— START OF Information given —

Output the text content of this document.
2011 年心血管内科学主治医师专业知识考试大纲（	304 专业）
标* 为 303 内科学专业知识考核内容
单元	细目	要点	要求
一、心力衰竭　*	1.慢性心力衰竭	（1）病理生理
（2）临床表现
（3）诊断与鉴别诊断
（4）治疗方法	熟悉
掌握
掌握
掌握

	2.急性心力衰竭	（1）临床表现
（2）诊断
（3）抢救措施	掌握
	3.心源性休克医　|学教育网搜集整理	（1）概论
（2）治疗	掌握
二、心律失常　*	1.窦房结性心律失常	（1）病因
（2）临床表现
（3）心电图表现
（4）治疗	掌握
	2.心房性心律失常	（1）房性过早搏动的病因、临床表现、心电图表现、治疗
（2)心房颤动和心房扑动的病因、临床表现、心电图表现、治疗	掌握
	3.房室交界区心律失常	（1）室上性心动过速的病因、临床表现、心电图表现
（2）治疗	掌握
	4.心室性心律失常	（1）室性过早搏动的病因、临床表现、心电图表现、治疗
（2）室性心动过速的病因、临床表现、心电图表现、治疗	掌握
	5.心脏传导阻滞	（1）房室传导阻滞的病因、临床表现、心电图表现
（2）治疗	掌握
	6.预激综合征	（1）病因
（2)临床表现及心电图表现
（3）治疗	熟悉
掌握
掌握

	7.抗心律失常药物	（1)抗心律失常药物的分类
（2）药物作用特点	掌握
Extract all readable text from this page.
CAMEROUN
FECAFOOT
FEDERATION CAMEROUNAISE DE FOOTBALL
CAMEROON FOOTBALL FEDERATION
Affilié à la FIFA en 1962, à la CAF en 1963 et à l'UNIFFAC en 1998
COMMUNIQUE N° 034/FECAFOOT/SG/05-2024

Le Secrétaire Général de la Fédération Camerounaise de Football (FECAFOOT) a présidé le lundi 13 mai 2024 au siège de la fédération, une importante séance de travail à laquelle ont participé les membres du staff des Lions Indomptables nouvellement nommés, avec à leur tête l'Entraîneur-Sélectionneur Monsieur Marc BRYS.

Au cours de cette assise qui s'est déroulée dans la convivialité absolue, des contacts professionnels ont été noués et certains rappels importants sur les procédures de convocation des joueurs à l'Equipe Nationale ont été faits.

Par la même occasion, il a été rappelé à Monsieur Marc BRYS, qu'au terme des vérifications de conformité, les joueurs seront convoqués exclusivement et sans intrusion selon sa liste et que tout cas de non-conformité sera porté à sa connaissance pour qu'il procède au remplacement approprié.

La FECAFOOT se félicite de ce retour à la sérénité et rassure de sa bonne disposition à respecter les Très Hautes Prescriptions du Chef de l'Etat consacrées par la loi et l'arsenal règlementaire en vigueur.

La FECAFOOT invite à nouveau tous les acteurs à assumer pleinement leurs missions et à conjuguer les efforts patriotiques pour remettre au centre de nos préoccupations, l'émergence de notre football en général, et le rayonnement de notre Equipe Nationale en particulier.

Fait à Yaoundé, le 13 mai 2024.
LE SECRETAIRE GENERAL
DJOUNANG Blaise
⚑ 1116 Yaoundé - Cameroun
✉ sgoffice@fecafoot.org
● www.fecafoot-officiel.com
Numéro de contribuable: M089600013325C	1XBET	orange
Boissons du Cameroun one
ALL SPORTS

— END OF Information given —

(Task directions) Copy each line of the data exactly, leaving nothing out.

(Complete response)
Output the text content of this document.
2011 年心血管内科学主治医师专业知识考试大纲（	304 专业）
标* 为 303 内科学专业知识考核内容
单元	细目	要点	要求
一、心力衰竭　*	1.慢性心力衰竭	（1）病理生理
（2）临床表现
（3）诊断与鉴别诊断
（4）治疗方法	熟悉
掌握
掌握
掌握

	2.急性心力衰竭	（1）临床表现
（2）诊断
（3）抢救措施	掌握
	3.心源性休克医　|学教育网搜集整理	（1）概论
（2）治疗	掌握
二、心律失常　*	1.窦房结性心律失常	（1）病因
（2）临床表现
（3）心电图表现
（4）治疗	掌握
	2.心房性心律失常	（1）房性过早搏动的病因、临床表现、心电图表现、治疗
（2)心房颤动和心房扑动的病因、临床表现、心电图表现、治疗	掌握
	3.房室交界区心律失常	（1）室上性心动过速的病因、临床表现、心电图表现
（2）治疗	掌握
	4.心室性心律失常	（1）室性过早搏动的病因、临床表现、心电图表现、治疗
（2）室性心动过速的病因、临床表现、心电图表现、治疗	掌握
	5.心脏传导阻滞	（1）房室传导阻滞的病因、临床表现、心电图表现
（2）治疗	掌握
	6.预激综合征	（1）病因
（2)临床表现及心电图表现
（3）治疗	熟悉
掌握
掌握

	7.抗心律失常药物	（1)抗心律失常药物的分类
（2）药物作用特点	掌握
Extract all readable text from this page.
CAMEROUN
FECAFOOT
FEDERATION CAMEROUNAISE DE FOOTBALL
CAMEROON FOOTBALL FEDERATION
Affilié à la FIFA en 1962, à la CAF en 1963 et à l'UNIFFAC en 1998
COMMUNIQUE N° 034/FECAFOOT/SG/05-2024

Le Secrétaire Général de la Fédération Camerounaise de Football (FECAFOOT) a présidé le lundi 13 mai 2024 au siège de la fédération, une importante séance de travail à laquelle ont participé les membres du staff des Lions Indomptables nouvellement nommés, avec à leur tête l'Entraîneur-Sélectionneur Monsieur Marc BRYS.

Au cours de cette assise qui s'est déroulée dans la convivialité absolue, des contacts professionnels ont été noués et certains rappels importants sur les procédures de convocation des joueurs à l'Equipe Nationale ont été faits.

Par la même occasion, il a été rappelé à Monsieur Marc BRYS, qu'au terme des vérifications de conformité, les joueurs seront convoqués exclusivement et sans intrusion selon sa liste et que tout cas de non-conformité sera porté à sa connaissance pour qu'il procède au remplacement approprié.

La FECAFOOT se félicite de ce retour à la sérénité et rassure de sa bonne disposition à respecter les Très Hautes Prescriptions du Chef de l'Etat consacrées par la loi et l'arsenal règlementaire en vigueur.

La FECAFOOT invite à nouveau tous les acteurs à assumer pleinement leurs missions et à conjuguer les efforts patriotiques pour remettre au centre de nos préoccupations, l'émergence de notre football en général, et le rayonnement de notre Equipe Nationale en particulier.

Fait à Yaoundé, le 13 mai 2024.
LE SECRETAIRE GENERAL
DJOUNANG Blaise
⚑ 1116 Yaoundé - Cameroun
✉ sgoffice@fecafoot.org
● www.fecafoot-officiel.com
Numéro de contribuable: M089600013325C	1XBET	orange
Boissons du Cameroun one
ALL SPORTS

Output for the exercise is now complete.